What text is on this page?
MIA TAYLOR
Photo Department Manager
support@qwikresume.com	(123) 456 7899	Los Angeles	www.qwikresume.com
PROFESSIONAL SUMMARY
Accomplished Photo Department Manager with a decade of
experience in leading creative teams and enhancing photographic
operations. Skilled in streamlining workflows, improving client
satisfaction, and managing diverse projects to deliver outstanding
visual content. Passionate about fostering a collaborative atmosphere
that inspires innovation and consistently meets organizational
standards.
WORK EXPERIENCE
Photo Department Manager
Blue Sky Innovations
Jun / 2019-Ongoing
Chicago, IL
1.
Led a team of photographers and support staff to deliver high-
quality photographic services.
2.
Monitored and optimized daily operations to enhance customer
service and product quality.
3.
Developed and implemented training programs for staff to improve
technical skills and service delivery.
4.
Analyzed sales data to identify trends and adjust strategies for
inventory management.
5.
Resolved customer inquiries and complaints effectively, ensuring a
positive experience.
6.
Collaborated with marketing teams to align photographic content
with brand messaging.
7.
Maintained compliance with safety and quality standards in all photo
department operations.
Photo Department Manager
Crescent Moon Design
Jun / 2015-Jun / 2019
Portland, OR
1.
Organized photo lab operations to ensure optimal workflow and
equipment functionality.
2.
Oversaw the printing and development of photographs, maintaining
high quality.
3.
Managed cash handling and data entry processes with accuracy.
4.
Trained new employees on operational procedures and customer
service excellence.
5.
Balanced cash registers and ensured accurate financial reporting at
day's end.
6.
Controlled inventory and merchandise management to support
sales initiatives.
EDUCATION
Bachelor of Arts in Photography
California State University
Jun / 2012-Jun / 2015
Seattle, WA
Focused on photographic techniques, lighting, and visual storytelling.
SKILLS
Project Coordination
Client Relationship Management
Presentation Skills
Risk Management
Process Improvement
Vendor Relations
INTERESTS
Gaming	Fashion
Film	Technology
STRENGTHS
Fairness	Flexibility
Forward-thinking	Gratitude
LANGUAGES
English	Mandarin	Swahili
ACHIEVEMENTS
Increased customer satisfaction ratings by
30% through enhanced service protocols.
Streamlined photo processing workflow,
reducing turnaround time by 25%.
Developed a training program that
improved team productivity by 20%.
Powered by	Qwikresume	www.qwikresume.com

——————

● Your instructions:
Determine how many lines include the string "teams". Give no answer but the number.

● Problem solution:
2